BEGIN Given records

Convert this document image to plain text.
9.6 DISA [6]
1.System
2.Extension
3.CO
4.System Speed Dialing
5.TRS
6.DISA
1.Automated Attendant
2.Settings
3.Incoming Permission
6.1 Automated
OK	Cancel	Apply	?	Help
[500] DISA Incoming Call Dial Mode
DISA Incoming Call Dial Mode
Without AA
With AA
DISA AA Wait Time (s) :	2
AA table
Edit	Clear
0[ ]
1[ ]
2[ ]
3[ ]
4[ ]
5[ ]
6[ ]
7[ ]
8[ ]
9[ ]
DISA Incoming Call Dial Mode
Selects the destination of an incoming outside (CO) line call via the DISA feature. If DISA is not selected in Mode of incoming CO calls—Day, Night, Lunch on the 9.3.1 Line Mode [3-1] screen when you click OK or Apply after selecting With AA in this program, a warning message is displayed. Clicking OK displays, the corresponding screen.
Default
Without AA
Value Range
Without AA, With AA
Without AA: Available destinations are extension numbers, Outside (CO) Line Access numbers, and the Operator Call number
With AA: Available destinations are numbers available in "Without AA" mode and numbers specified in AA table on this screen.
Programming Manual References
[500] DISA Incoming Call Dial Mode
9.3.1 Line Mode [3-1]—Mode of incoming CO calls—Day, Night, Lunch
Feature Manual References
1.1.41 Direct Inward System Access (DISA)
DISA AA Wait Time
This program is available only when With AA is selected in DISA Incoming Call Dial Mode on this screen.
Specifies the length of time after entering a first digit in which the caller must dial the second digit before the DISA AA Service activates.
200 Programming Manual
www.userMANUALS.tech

END Given records

▸ Description of the task
Repeat the data verbatim.

▸ Solution
Convert this document image to plain text.
9.6 DISA [6]
1.System
2.Extension
3.CO
4.System Speed Dialing
5.TRS
6.DISA
1.Automated Attendant
2.Settings
3.Incoming Permission
6.1 Automated
OK	Cancel	Apply	?	Help
[500] DISA Incoming Call Dial Mode
DISA Incoming Call Dial Mode
Without AA
With AA
DISA AA Wait Time (s) :	2
AA table
Edit	Clear
0[ ]
1[ ]
2[ ]
3[ ]
4[ ]
5[ ]
6[ ]
7[ ]
8[ ]
9[ ]
DISA Incoming Call Dial Mode
Selects the destination of an incoming outside (CO) line call via the DISA feature. If DISA is not selected in Mode of incoming CO calls—Day, Night, Lunch on the 9.3.1 Line Mode [3-1] screen when you click OK or Apply after selecting With AA in this program, a warning message is displayed. Clicking OK displays, the corresponding screen.
Default
Without AA
Value Range
Without AA, With AA
Without AA: Available destinations are extension numbers, Outside (CO) Line Access numbers, and the Operator Call number
With AA: Available destinations are numbers available in "Without AA" mode and numbers specified in AA table on this screen.
Programming Manual References
[500] DISA Incoming Call Dial Mode
9.3.1 Line Mode [3-1]—Mode of incoming CO calls—Day, Night, Lunch
Feature Manual References
1.1.41 Direct Inward System Access (DISA)
DISA AA Wait Time
This program is available only when With AA is selected in DISA Incoming Call Dial Mode on this screen.
Specifies the length of time after entering a first digit in which the caller must dial the second digit before the DISA AA Service activates.
200 Programming Manual
www.userMANUALS.tech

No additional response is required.